*** EXTRACTED DATA

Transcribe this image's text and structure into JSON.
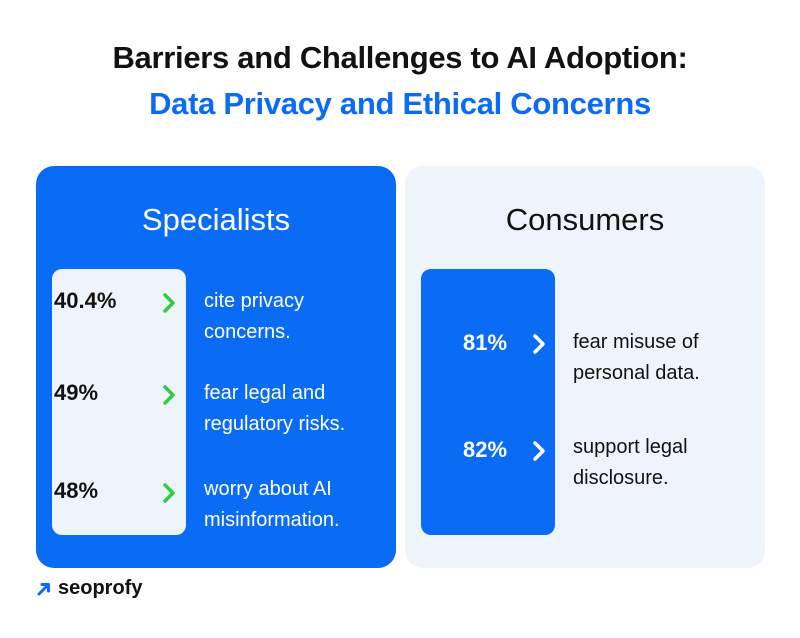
{
  "header": {
    "title_line1": "Barriers and Challenges to AI Adoption:",
    "title_line2": "Data Privacy and Ethical Concerns"
  },
  "specialists": {
    "title": "Specialists",
    "items": [
      {
        "stat": "40.4%",
        "desc": "cite privacy concerns."
      },
      {
        "stat": "49%",
        "desc": "fear legal and regulatory risks."
      },
      {
        "stat": "48%",
        "desc": "worry about AI misinformation."
      }
    ]
  },
  "consumers": {
    "title": "Consumers",
    "items": [
      {
        "stat": "81%",
        "desc": "fear misuse of personal data."
      },
      {
        "stat": "82%",
        "desc": "support legal disclosure."
      }
    ]
  },
  "brand": {
    "name": "seoprofy"
  },
  "colors": {
    "accent": "#0a6cf5",
    "light_panel": "#eef4fb",
    "arrow_green": "#2ecc40",
    "text_dark": "#121212"
  },
  "icons": {
    "specialists_arrow": "chevron-right-icon",
    "consumers_arrow": "chevron-right-icon",
    "logo": "arrow-up-right-icon"
  }
}
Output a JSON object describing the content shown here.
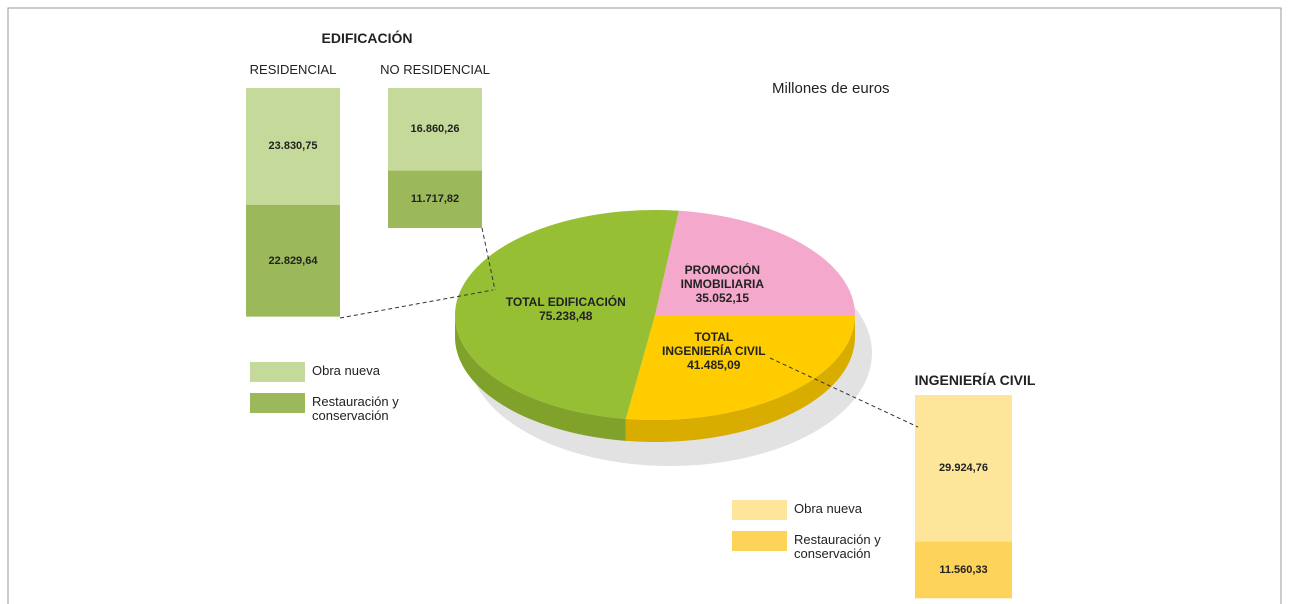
{
  "chart_data": [
    {
      "type": "pie",
      "subtitle": "Millones de euros",
      "categories": [
        "PROMOCIÓN INMOBILIARIA",
        "TOTAL INGENIERÍA CIVIL",
        "TOTAL EDIFICACIÓN"
      ],
      "values": [
        35052.15,
        41485.09,
        75238.48
      ],
      "value_labels": [
        "35.052,15",
        "41.485,09",
        "75.238,48"
      ],
      "colors": [
        "#f4a9cc",
        "#ffcc00",
        "#97bf33"
      ]
    },
    {
      "type": "bar",
      "stacked": true,
      "title": "EDIFICACIÓN",
      "categories": [
        "RESIDENCIAL",
        "NO RESIDENCIAL"
      ],
      "series": [
        {
          "name": "Obra nueva",
          "color": "#c5da9a",
          "values": [
            23830.75,
            16860.26
          ],
          "value_labels": [
            "23.830,75",
            "16.860,26"
          ]
        },
        {
          "name": "Restauración y conservación",
          "color": "#9bb85a",
          "values": [
            22829.64,
            11717.82
          ],
          "value_labels": [
            "22.829,64",
            "11.717,82"
          ]
        }
      ]
    },
    {
      "type": "bar",
      "stacked": true,
      "title": "INGENIERÍA CIVIL",
      "series": [
        {
          "name": "Obra nueva",
          "color": "#fde59a",
          "values": [
            29924.76
          ],
          "value_labels": [
            "29.924,76"
          ]
        },
        {
          "name": "Restauración y conservación",
          "color": "#fdd35a",
          "values": [
            11560.33
          ],
          "value_labels": [
            "11.560,33"
          ]
        }
      ]
    }
  ]
}
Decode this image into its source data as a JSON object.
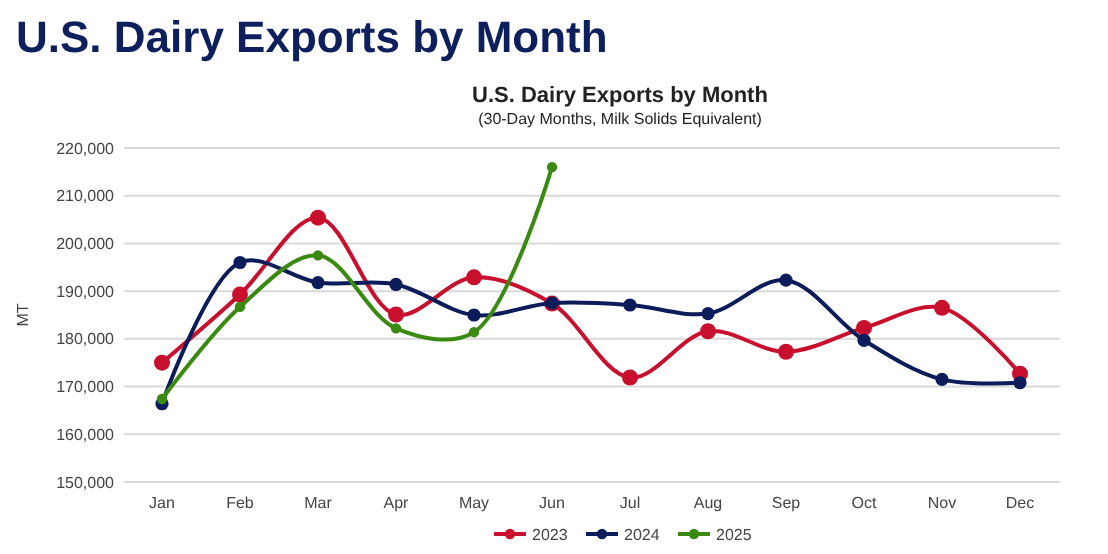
{
  "chart_data": {
    "type": "line",
    "title": "U.S. Dairy Exports by Month",
    "subtitle": "(30-Day Months, Milk Solids Equivalent)",
    "annotations": [
      "U.S. Dairy Exports by Month"
    ],
    "ylabel": "MT",
    "categories": [
      "Jan",
      "Feb",
      "Mar",
      "Apr",
      "May",
      "Jun",
      "Jul",
      "Aug",
      "Sep",
      "Oct",
      "Nov",
      "Dec"
    ],
    "series": [
      {
        "name": "2023",
        "color": "#c8102e",
        "values": [
          175000,
          189300,
          205400,
          185100,
          192900,
          187400,
          171900,
          181600,
          177300,
          182300,
          186500,
          172700
        ]
      },
      {
        "name": "2024",
        "color": "#0c1c5a",
        "values": [
          166400,
          196000,
          191800,
          191400,
          185000,
          187500,
          187100,
          185300,
          192300,
          179700,
          171500,
          170800
        ]
      },
      {
        "name": "2025",
        "color": "#3a8a12",
        "values": [
          167400,
          186700,
          197500,
          182200,
          181400,
          216000,
          null,
          null,
          null,
          null,
          null,
          null
        ]
      }
    ],
    "ylim": [
      150000,
      220000
    ],
    "yticks": [
      {
        "value": 150000,
        "label": "150,000"
      },
      {
        "value": 160000,
        "label": "160,000"
      },
      {
        "value": 170000,
        "label": "170,000"
      },
      {
        "value": 180000,
        "label": "180,000"
      },
      {
        "value": 190000,
        "label": "190,000"
      },
      {
        "value": 200000,
        "label": "200,000"
      },
      {
        "value": 210000,
        "label": "210,000"
      },
      {
        "value": 220000,
        "label": "220,000"
      }
    ],
    "grid": "y",
    "legend": "bottom",
    "marker": "circle",
    "line_style": "solid"
  }
}
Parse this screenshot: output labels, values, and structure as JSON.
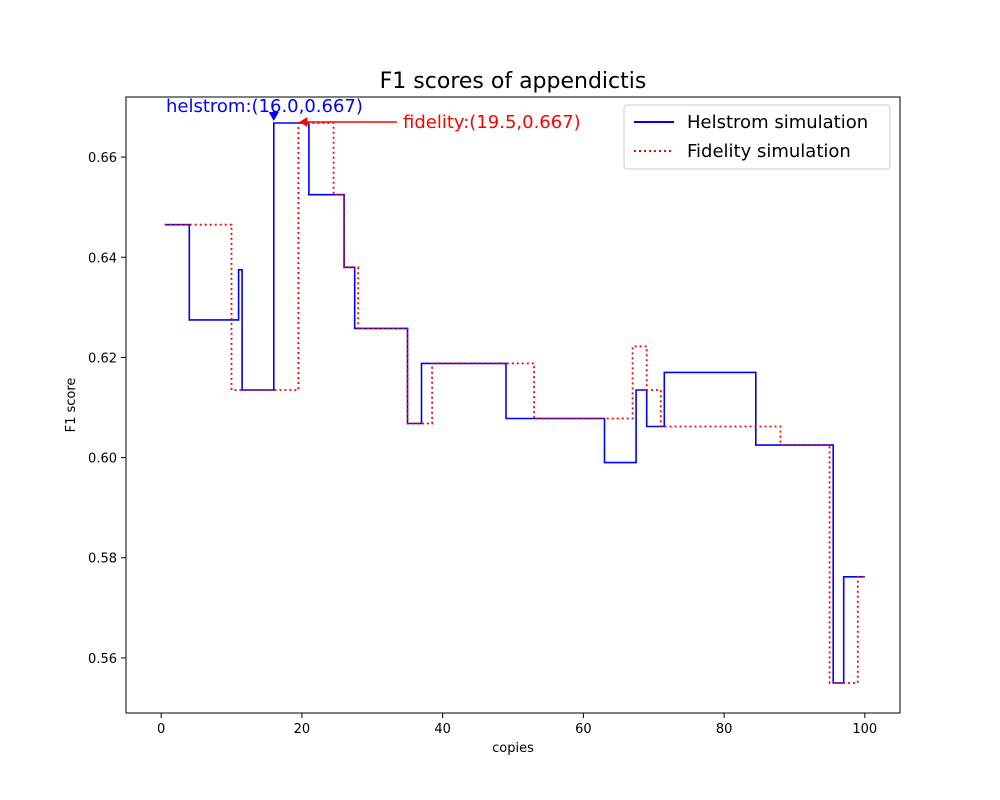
{
  "chart_data": {
    "type": "line",
    "title": "F1 scores of appendictis",
    "xlabel": "copies",
    "ylabel": "F1 score",
    "xlim": [
      -5,
      105
    ],
    "ylim": [
      0.549,
      0.672
    ],
    "x_ticks": [
      0,
      20,
      40,
      60,
      80,
      100
    ],
    "y_ticks": [
      0.56,
      0.58,
      0.6,
      0.62,
      0.64,
      0.66
    ],
    "x_tick_labels": [
      "0",
      "20",
      "40",
      "60",
      "80",
      "100"
    ],
    "y_tick_labels": [
      "0.56",
      "0.58",
      "0.60",
      "0.62",
      "0.64",
      "0.66"
    ],
    "grid": false,
    "legend_position": "top-right",
    "series": [
      {
        "name": "Helstrom simulation",
        "color": "#0000ff",
        "style": "solid",
        "step": true,
        "x": [
          0.5,
          4,
          11,
          11.5,
          16,
          21,
          26,
          27.5,
          35,
          37,
          49,
          63,
          67.5,
          69,
          71.5,
          84.5,
          95.5,
          97,
          100
        ],
        "y": [
          0.6465,
          0.6275,
          0.6375,
          0.6135,
          0.6668,
          0.6525,
          0.638,
          0.6258,
          0.6068,
          0.6188,
          0.6078,
          0.599,
          0.6135,
          0.6062,
          0.617,
          0.6025,
          0.555,
          0.5762,
          0.5762
        ]
      },
      {
        "name": "Fidelity simulation",
        "color": "#ff0000",
        "style": "dotted",
        "step": true,
        "x": [
          0.5,
          10,
          19.5,
          24.5,
          26,
          28,
          35,
          38.5,
          53,
          67,
          69,
          71,
          88,
          95,
          99,
          100
        ],
        "y": [
          0.6465,
          0.6135,
          0.6668,
          0.6525,
          0.638,
          0.6258,
          0.6068,
          0.6188,
          0.6078,
          0.6222,
          0.6135,
          0.6062,
          0.6025,
          0.555,
          0.5762,
          0.5762
        ]
      }
    ],
    "annotations": [
      {
        "text": "helstrom:(16.0,0.667)",
        "x": 16.0,
        "y": 0.667,
        "color": "#0000ff"
      },
      {
        "text": "fidelity:(19.5,0.667)",
        "x": 19.5,
        "y": 0.667,
        "color": "#ff0000"
      }
    ]
  }
}
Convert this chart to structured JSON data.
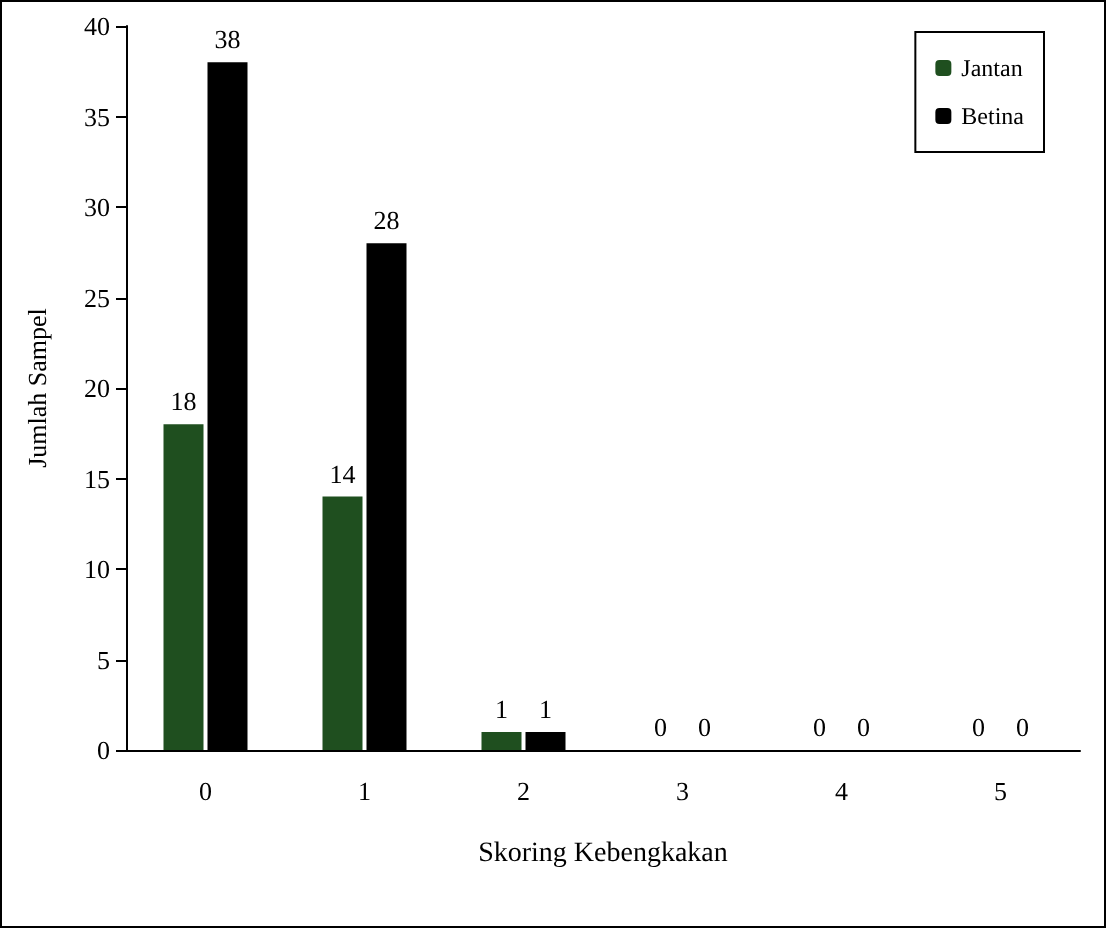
{
  "chart_data": {
    "type": "bar",
    "xlabel": "Skoring Kebengkakan",
    "ylabel": "Jumlah Sampel",
    "categories": [
      "0",
      "1",
      "2",
      "3",
      "4",
      "5"
    ],
    "series": [
      {
        "name": "Jantan",
        "color": "#1f4f1f",
        "values": [
          18,
          14,
          1,
          0,
          0,
          0
        ]
      },
      {
        "name": "Betina",
        "color": "#000000",
        "values": [
          38,
          28,
          1,
          0,
          0,
          0
        ]
      }
    ],
    "ylim": [
      0,
      40
    ],
    "yticks": [
      0,
      5,
      10,
      15,
      20,
      25,
      30,
      35,
      40
    ],
    "grid": false,
    "legend": "top right",
    "data_labels": true
  }
}
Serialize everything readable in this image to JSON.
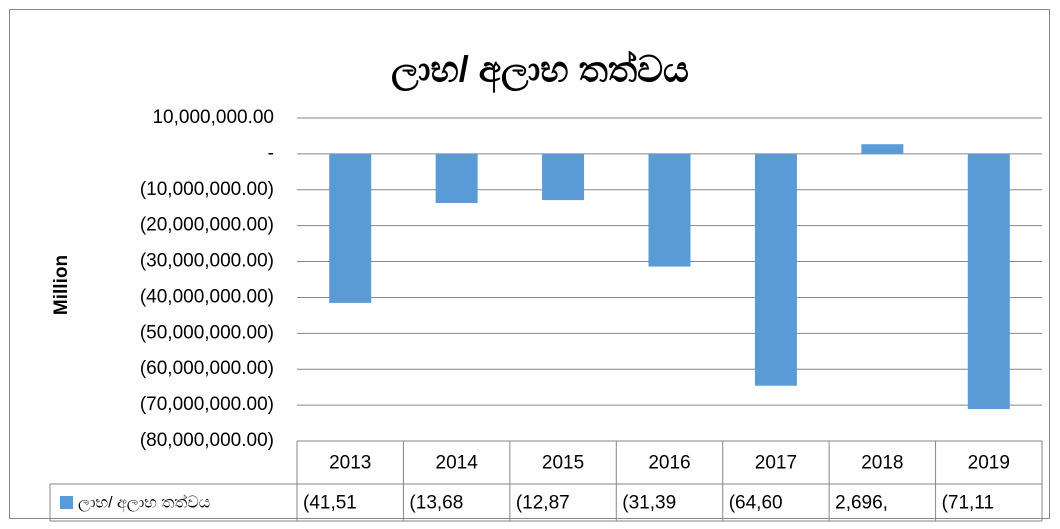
{
  "chart_data": {
    "type": "bar",
    "title": "ලාභ/ අලාභ තත්වය",
    "y_label": "Million",
    "categories": [
      "2013",
      "2014",
      "2015",
      "2016",
      "2017",
      "2018",
      "2019"
    ],
    "series": [
      {
        "name": "ලාභ/ අලාභ තත්වය",
        "color": "#5b9bd5",
        "values": [
          -41510000,
          -13680000,
          -12870000,
          -31390000,
          -64600000,
          2696000,
          -71110000
        ],
        "value_labels": [
          "(41,51",
          "(13,68",
          "(12,87",
          "(31,39",
          "(64,60",
          "2,696,",
          "(71,11"
        ]
      }
    ],
    "ylim": [
      -80000000,
      10000000
    ],
    "yticks": [
      {
        "value": 10000000,
        "label": "10,000,000.00"
      },
      {
        "value": 0,
        "label": "-"
      },
      {
        "value": -10000000,
        "label": "(10,000,000.00)"
      },
      {
        "value": -20000000,
        "label": "(20,000,000.00)"
      },
      {
        "value": -30000000,
        "label": "(30,000,000.00)"
      },
      {
        "value": -40000000,
        "label": "(40,000,000.00)"
      },
      {
        "value": -50000000,
        "label": "(50,000,000.00)"
      },
      {
        "value": -60000000,
        "label": "(60,000,000.00)"
      },
      {
        "value": -70000000,
        "label": "(70,000,000.00)"
      },
      {
        "value": -80000000,
        "label": "(80,000,000.00)"
      }
    ],
    "grid": true
  }
}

******

AIM: Search the lines for the string "simulation" and copy every line that has it.

FINAL RESULT:
        "name": "Helstrom simulation",
        "name": "Fidelity simulation",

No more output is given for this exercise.